WORK REQUIRED: Leave out any pictures and transcribe all other data below exactly.

RAW RECORDS:
○ ○ ○ ○
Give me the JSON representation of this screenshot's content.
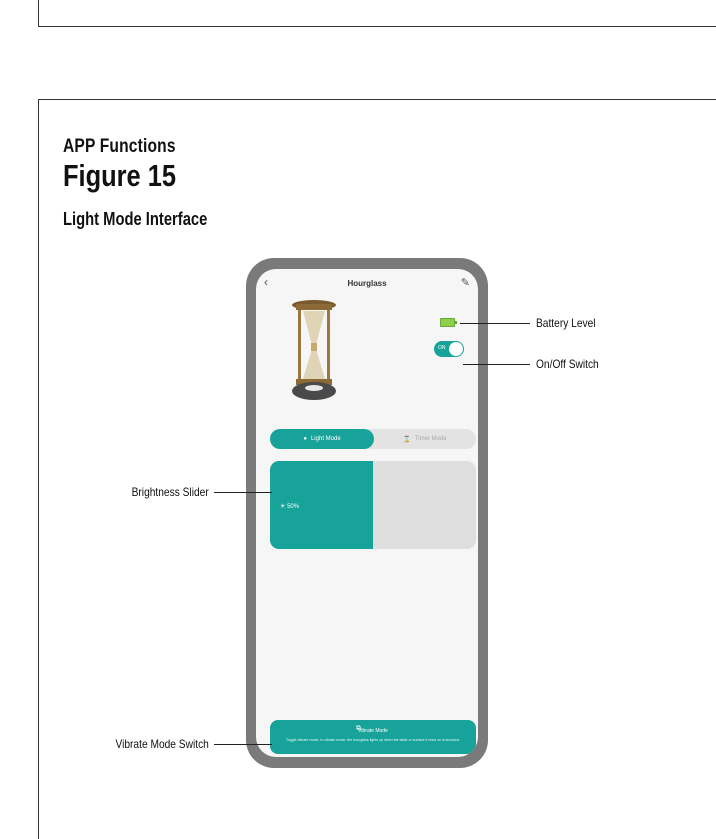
{
  "doc": {
    "section": "APP Functions",
    "figure": "Figure 15",
    "caption": "Light Mode Interface"
  },
  "screen": {
    "title": "Hourglass",
    "back_icon": "chevron-left-icon",
    "edit_icon": "pencil-icon",
    "toggle_state": "ON",
    "tabs": [
      {
        "label": "Light Mode",
        "icon": "lightbulb-icon",
        "active": true
      },
      {
        "label": "Timer Mode",
        "icon": "hourglass-icon",
        "active": false
      }
    ],
    "brightness": {
      "label": "50%",
      "value": 0.5
    },
    "vibrate": {
      "title": "Vibrate Mode",
      "description": "Toggle vibrate mode. In vibrate mode, the hourglass lights up when the table or surface it rests on is knocked."
    },
    "accent_color": "#17a39a"
  },
  "callouts": {
    "battery": "Battery Level",
    "switch": "On/Off Switch",
    "slider": "Brightness Slider",
    "vibrate": "Vibrate Mode Switch"
  }
}
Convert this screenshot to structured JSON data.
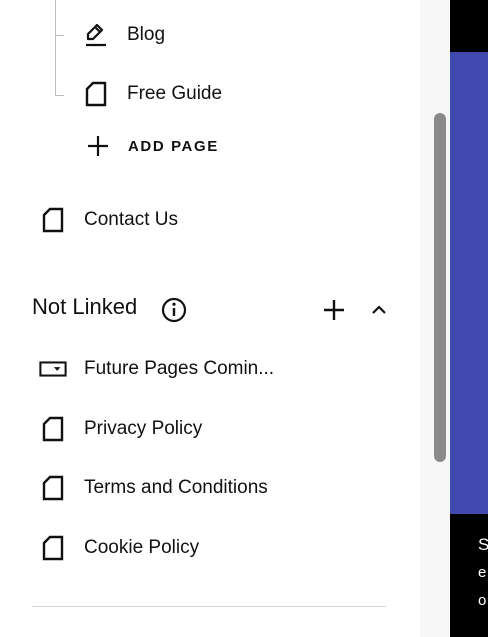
○ ○ ○ ○
SOLVED EXERCISE:
Give me the JSON representation of this screenshot's content.
{
  "doc": {
    "section": "APP Functions",
    "figure": "Figure 15",
    "caption": "Light Mode Interface"
  },
  "screen": {
    "title": "Hourglass",
    "back_icon": "chevron-left-icon",
    "edit_icon": "pencil-icon",
    "toggle_state": "ON",
    "tabs": [
      {
        "label": "Light Mode",
        "icon": "lightbulb-icon",
        "active": true
      },
      {
        "label": "Timer Mode",
        "icon": "hourglass-icon",
        "active": false
      }
    ],
    "brightness": {
      "label": "50%",
      "value": 0.5
    },
    "vibrate": {
      "title": "Vibrate Mode",
      "description": "Toggle vibrate mode. In vibrate mode, the hourglass lights up when the table or surface it rests on is knocked."
    },
    "accent_color": "#17a39a"
  },
  "callouts": {
    "battery": "Battery Level",
    "switch": "On/Off Switch",
    "slider": "Brightness Slider",
    "vibrate": "Vibrate Mode Switch"
  }
}
Convert this screenshot to structured JSON data.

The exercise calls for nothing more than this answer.